Records:
-=-=-
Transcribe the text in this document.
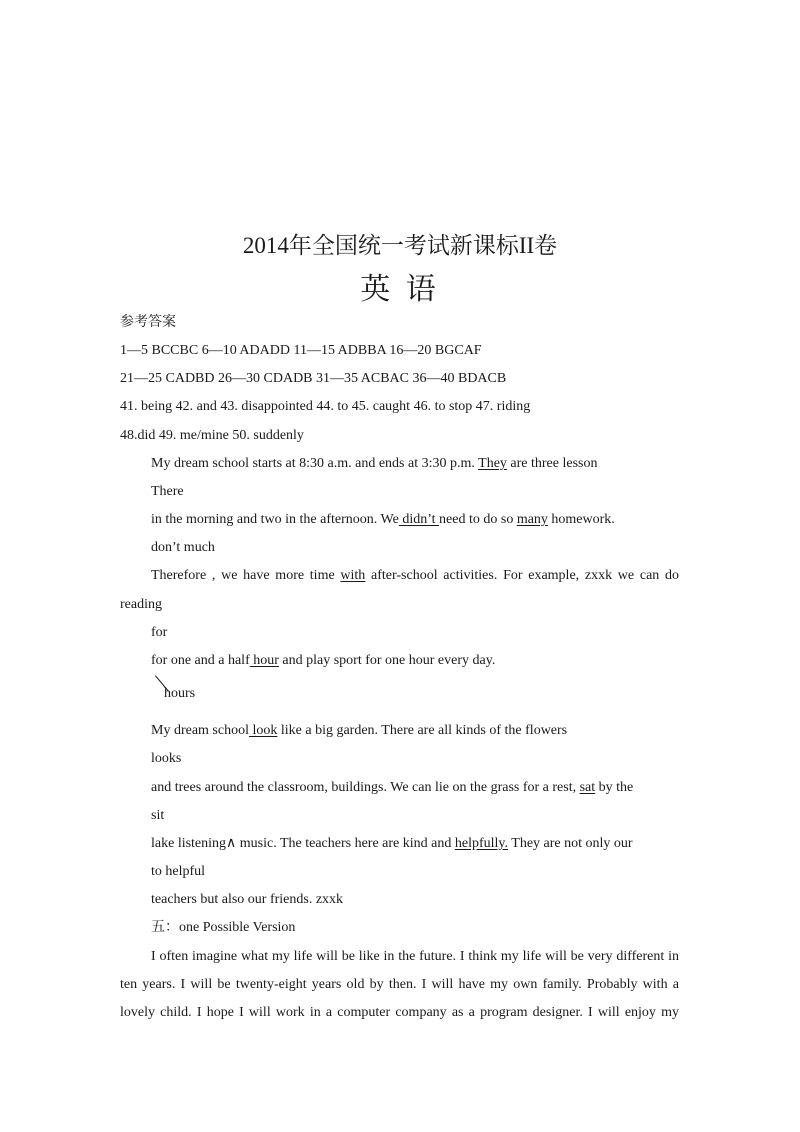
2014年全国统一考试新课标II卷
英 语
参考答案
1—5 BCCBC 6—10 ADADD 11—15 ADBBA 16—20 BGCAF
21—25 CADBD 26—30 CDADB 31—35 ACBAC 36—40 BDACB
41. being 42. and 43. disappointed 44. to 45. caught 46. to stop 47. riding
48.did 49. me/mine 50. suddenly
My dream school starts at 8:30 a.m. and ends at 3:30 p.m. They are three lesson
There
in the morning and two in the afternoon. We didn’t need to do so many homework.
don’t much
Therefore , we have more time with after-school activities. For example, zxxk we can do
reading
for
for one and a half hour and play sport for one hour every day.
hours
My dream school look like a big garden. There are all kinds of the flowers
looks
and trees around the classroom, buildings. We can lie on the grass for a rest, sat by the
sit
lake listening∧ music. The teachers here are kind and helpfully. They are not only our
to helpful
teachers but also our friends. zxxk
五：one Possible Version
I often imagine what my life will be like in the future. I think my life will be very different in
ten years. I will be twenty-eight years old by then. I will have my own family. Probably with a
lovely child. I hope I will work in a computer company as a program designer. I will enjoy my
-=-=-
- [GIVEN PROBLEM] Quote the records in full and exactly; skip any image.

- [WRITTEN SOLUTION]
Transcribe the text in this document.
2014年全国统一考试新课标II卷
英 语
参考答案
1—5 BCCBC 6—10 ADADD 11—15 ADBBA 16—20 BGCAF
21—25 CADBD 26—30 CDADB 31—35 ACBAC 36—40 BDACB
41. being 42. and 43. disappointed 44. to 45. caught 46. to stop 47. riding
48.did 49. me/mine 50. suddenly
My dream school starts at 8:30 a.m. and ends at 3:30 p.m. They are three lesson
There
in the morning and two in the afternoon. We didn’t need to do so many homework.
don’t much
Therefore , we have more time with after-school activities. For example, zxxk we can do
reading
for
for one and a half hour and play sport for one hour every day.
hours
My dream school look like a big garden. There are all kinds of the flowers
looks
and trees around the classroom, buildings. We can lie on the grass for a rest, sat by the
sit
lake listening∧ music. The teachers here are kind and helpfully. They are not only our
to helpful
teachers but also our friends. zxxk
五：one Possible Version
I often imagine what my life will be like in the future. I think my life will be very different in
ten years. I will be twenty-eight years old by then. I will have my own family. Probably with a
lovely child. I hope I will work in a computer company as a program designer. I will enjoy my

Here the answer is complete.